WHAT IS REQUIRED
From the entries that follow, gather each line holding the word "Ratio".

[Data records]
%%
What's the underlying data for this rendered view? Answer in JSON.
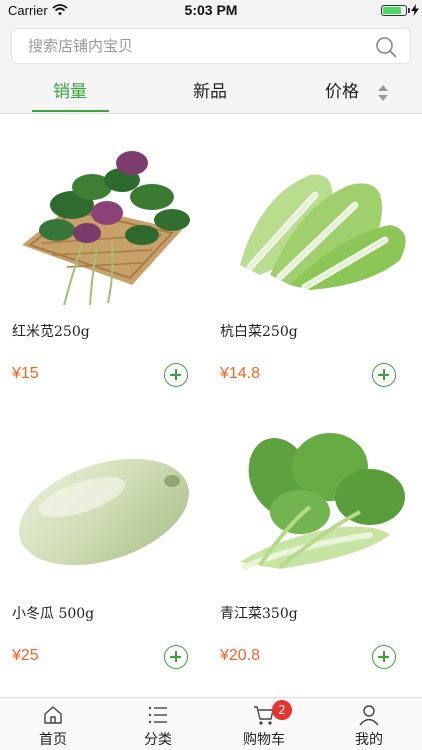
{
  "status_bar": {
    "carrier": "Carrier",
    "time": "5:03 PM"
  },
  "search": {
    "placeholder": "搜索店铺内宝贝",
    "value": ""
  },
  "tabs": [
    {
      "label": "销量",
      "active": true
    },
    {
      "label": "新品",
      "active": false
    },
    {
      "label": "价格",
      "active": false
    }
  ],
  "products": [
    {
      "name": "红米苋250g",
      "price": "¥15",
      "image": "red-amaranth"
    },
    {
      "name": "杭白菜250g",
      "price": "¥14.8",
      "image": "hang-bok-choy"
    },
    {
      "name": "小冬瓜 500g",
      "price": "¥25",
      "image": "small-wax-gourd"
    },
    {
      "name": "青江菜350g",
      "price": "¥20.8",
      "image": "qingjiang-bok-choy"
    }
  ],
  "bottom_nav": [
    {
      "label": "首页",
      "icon": "home-icon"
    },
    {
      "label": "分类",
      "icon": "list-icon"
    },
    {
      "label": "购物车",
      "icon": "cart-icon",
      "badge": "2"
    },
    {
      "label": "我的",
      "icon": "user-icon"
    }
  ],
  "colors": {
    "accent": "#3aa63a",
    "price": "#f26522",
    "badge": "#e8322f"
  }
}
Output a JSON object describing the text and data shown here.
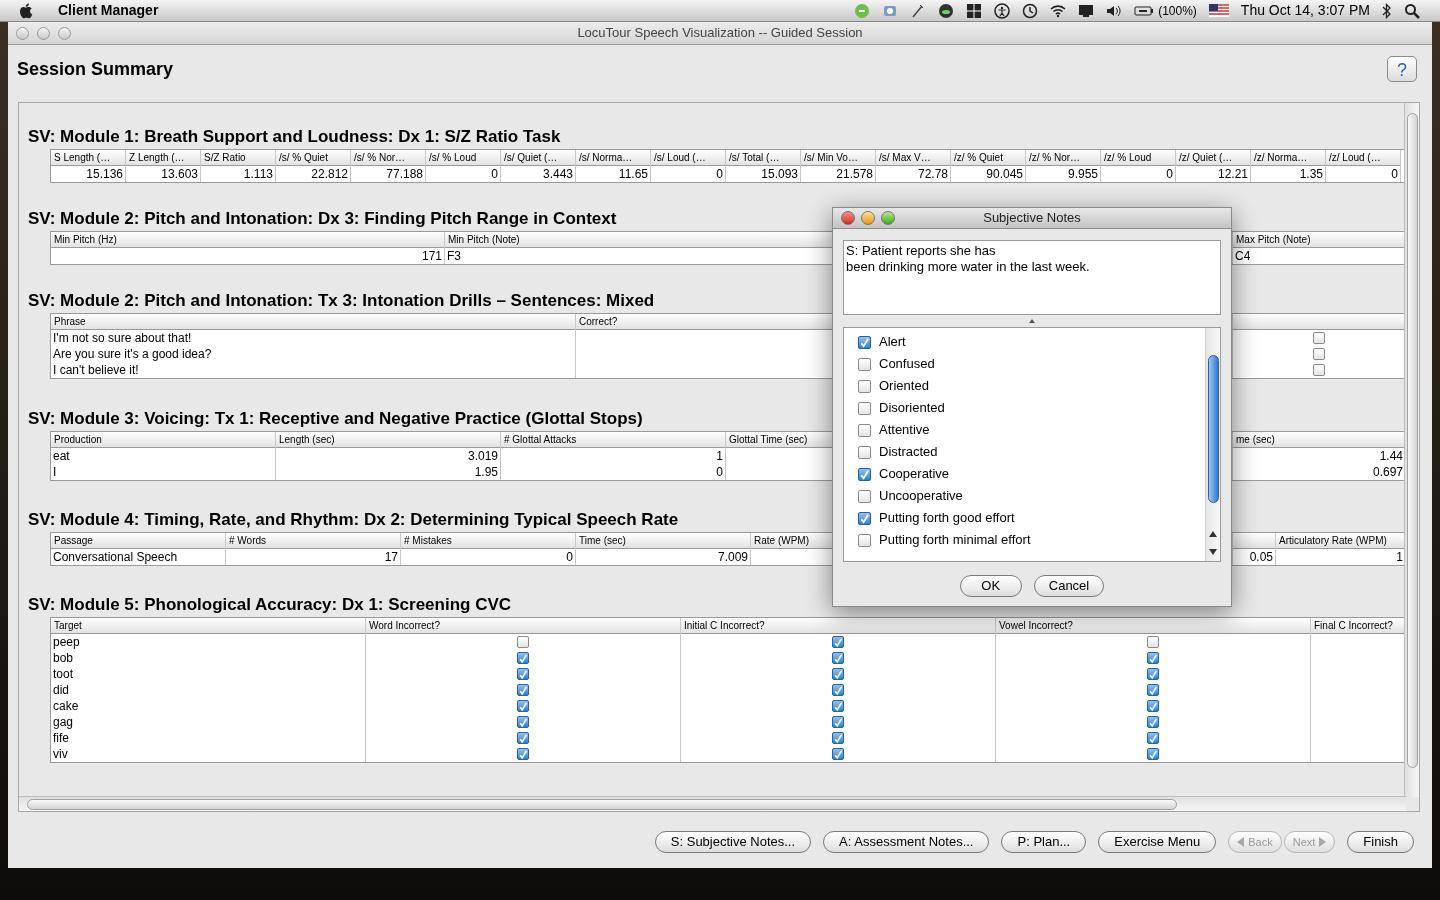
{
  "menubar": {
    "app_name": "Client Manager",
    "battery": "(100%)",
    "clock": "Thu Oct 14,  3:07 PM"
  },
  "window": {
    "title": "LocuTour Speech Visualization -- Guided Session"
  },
  "header": {
    "title": "Session Summary",
    "help": "?"
  },
  "sections": [
    {
      "title": "SV: Module 1: Breath Support and Loudness: Dx 1: S/Z Ratio Task",
      "columns": [
        {
          "label": "S Length (…",
          "kind": "number",
          "cells": [
            "15.136"
          ]
        },
        {
          "label": "Z Length (…",
          "kind": "number",
          "cells": [
            "13.603"
          ]
        },
        {
          "label": "S/Z Ratio",
          "kind": "number",
          "cells": [
            "1.113"
          ]
        },
        {
          "label": "/s/ % Quiet",
          "kind": "number",
          "cells": [
            "22.812"
          ]
        },
        {
          "label": "/s/ % Nor…",
          "kind": "number",
          "cells": [
            "77.188"
          ]
        },
        {
          "label": "/s/ % Loud",
          "kind": "number",
          "cells": [
            "0"
          ]
        },
        {
          "label": "/s/ Quiet (…",
          "kind": "number",
          "cells": [
            "3.443"
          ]
        },
        {
          "label": "/s/ Norma…",
          "kind": "number",
          "cells": [
            "11.65"
          ]
        },
        {
          "label": "/s/ Loud (…",
          "kind": "number",
          "cells": [
            "0"
          ]
        },
        {
          "label": "/s/ Total (…",
          "kind": "number",
          "cells": [
            "15.093"
          ]
        },
        {
          "label": "/s/ Min Vo…",
          "kind": "number",
          "cells": [
            "21.578"
          ]
        },
        {
          "label": "/s/ Max V…",
          "kind": "number",
          "cells": [
            "72.78"
          ]
        },
        {
          "label": "/z/ % Quiet",
          "kind": "number",
          "cells": [
            "90.045"
          ]
        },
        {
          "label": "/z/ % Nor…",
          "kind": "number",
          "cells": [
            "9.955"
          ]
        },
        {
          "label": "/z/ % Loud",
          "kind": "number",
          "cells": [
            "0"
          ]
        },
        {
          "label": "/z/ Quiet (…",
          "kind": "number",
          "cells": [
            "12.21"
          ]
        },
        {
          "label": "/z/ Norma…",
          "kind": "number",
          "cells": [
            "1.35"
          ]
        },
        {
          "label": "/z/ Loud (…",
          "kind": "number",
          "cells": [
            "0"
          ]
        }
      ]
    },
    {
      "title": "SV: Module 2: Pitch and Intonation: Dx 3: Finding Pitch Range in Context",
      "columns": [
        {
          "label": "Min Pitch (Hz)",
          "kind": "number",
          "cells": [
            "171"
          ]
        },
        {
          "label": "Min Pitch (Note)",
          "kind": "text",
          "cells": [
            "F3"
          ]
        },
        {
          "label": "Max Pitch (Note)",
          "kind": "text",
          "cells": [
            "C4"
          ]
        }
      ]
    },
    {
      "title": "SV: Module 2: Pitch and Intonation: Tx 3: Intonation Drills – Sentences: Mixed",
      "columns": [
        {
          "label": "Phrase",
          "kind": "text",
          "cells": [
            "I'm not so sure about that!",
            "Are you sure it's a good idea?",
            "I can't believe it!"
          ]
        },
        {
          "label": "Correct?",
          "kind": "text"
        },
        {
          "kind": "checkbox",
          "cells": [
            {
              "checked": false
            },
            {
              "checked": false
            },
            {
              "checked": false
            }
          ]
        }
      ]
    },
    {
      "title": "SV: Module 3: Voicing: Tx 1: Receptive and Negative Practice (Glottal Stops)",
      "columns": [
        {
          "label": "Production",
          "kind": "text",
          "cells": [
            "eat",
            "I"
          ]
        },
        {
          "label": "Length (sec)",
          "kind": "number",
          "cells": [
            "3.019",
            "1.95"
          ]
        },
        {
          "label": "# Glottal Attacks",
          "kind": "number",
          "cells": [
            "1",
            "0"
          ]
        },
        {
          "label": "Glottal Time (sec)",
          "kind": "number"
        },
        {
          "label": "me (sec)",
          "kind": "number",
          "cells": [
            "1.44",
            "0.697"
          ]
        }
      ]
    },
    {
      "title": "SV: Module 4: Timing, Rate, and Rhythm: Dx 2: Determining Typical Speech Rate",
      "columns": [
        {
          "label": "Passage",
          "kind": "text",
          "cells": [
            "Conversational Speech"
          ]
        },
        {
          "label": "# Words",
          "kind": "number",
          "cells": [
            "17"
          ]
        },
        {
          "label": "# Mistakes",
          "kind": "number",
          "cells": [
            "0"
          ]
        },
        {
          "label": "Time (sec)",
          "kind": "number",
          "cells": [
            "7.009"
          ]
        },
        {
          "label": "Rate (WPM)",
          "kind": "number"
        },
        {
          "kind": "number",
          "cells": [
            "0.05"
          ]
        },
        {
          "label": "Articulatory Rate (WPM)",
          "kind": "number",
          "cells": [
            "1"
          ]
        }
      ]
    },
    {
      "title": "SV: Module 5: Phonological Accuracy: Dx 1: Screening CVC",
      "columns": [
        {
          "label": "Target",
          "kind": "text",
          "cells": [
            "peep",
            "bob",
            "toot",
            "did",
            "cake",
            "gag",
            "fife",
            "viv"
          ]
        },
        {
          "label": "Word Incorrect?",
          "kind": "checkbox",
          "cells": [
            {
              "checked": false
            },
            {
              "checked": true
            },
            {
              "checked": true
            },
            {
              "checked": true
            },
            {
              "checked": true
            },
            {
              "checked": true
            },
            {
              "checked": true
            },
            {
              "checked": true
            }
          ]
        },
        {
          "label": "Initial C Incorrect?",
          "kind": "checkbox",
          "cells": [
            {
              "checked": true
            },
            {
              "checked": true
            },
            {
              "checked": true
            },
            {
              "checked": true
            },
            {
              "checked": true
            },
            {
              "checked": true
            },
            {
              "checked": true
            },
            {
              "checked": true
            }
          ]
        },
        {
          "label": "Vowel Incorrect?",
          "kind": "checkbox",
          "cells": [
            {
              "checked": false
            },
            {
              "checked": true
            },
            {
              "checked": true
            },
            {
              "checked": true
            },
            {
              "checked": true
            },
            {
              "checked": true
            },
            {
              "checked": true
            },
            {
              "checked": true
            }
          ]
        },
        {
          "label": "Final C Incorrect?",
          "kind": "text"
        }
      ]
    }
  ],
  "buttons": [
    {
      "label": "S: Subjective Notes...",
      "kind": "plain",
      "disabled": false
    },
    {
      "label": "A: Assessment Notes...",
      "kind": "plain",
      "disabled": false
    },
    {
      "label": "P: Plan...",
      "kind": "plain",
      "disabled": false
    },
    {
      "label": "Exercise Menu",
      "kind": "plain",
      "disabled": false
    },
    {
      "label": "Back",
      "kind": "back",
      "disabled": true
    },
    {
      "label": "Next",
      "kind": "next",
      "disabled": true
    },
    {
      "label": "Finish",
      "kind": "plain",
      "disabled": false
    }
  ],
  "dialog": {
    "title": "Subjective Notes",
    "notes": "S: Patient reports she has\nbeen drinking more water in the last week.",
    "options": [
      {
        "label": "Alert",
        "checked": true
      },
      {
        "label": "Confused",
        "checked": false
      },
      {
        "label": "Oriented",
        "checked": false
      },
      {
        "label": "Disoriented",
        "checked": false
      },
      {
        "label": "Attentive",
        "checked": false
      },
      {
        "label": "Distracted",
        "checked": false
      },
      {
        "label": "Cooperative",
        "checked": true
      },
      {
        "label": "Uncooperative",
        "checked": false
      },
      {
        "label": "Putting forth good effort",
        "checked": true
      },
      {
        "label": "Putting forth minimal effort",
        "checked": false
      }
    ],
    "buttons": [
      "OK",
      "Cancel"
    ]
  }
}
%%
WORKED SOLUTION
      "title": "SV: Module 1: Breath Support and Loudness: Dx 1: S/Z Ratio Task",
          "label": "S/Z Ratio",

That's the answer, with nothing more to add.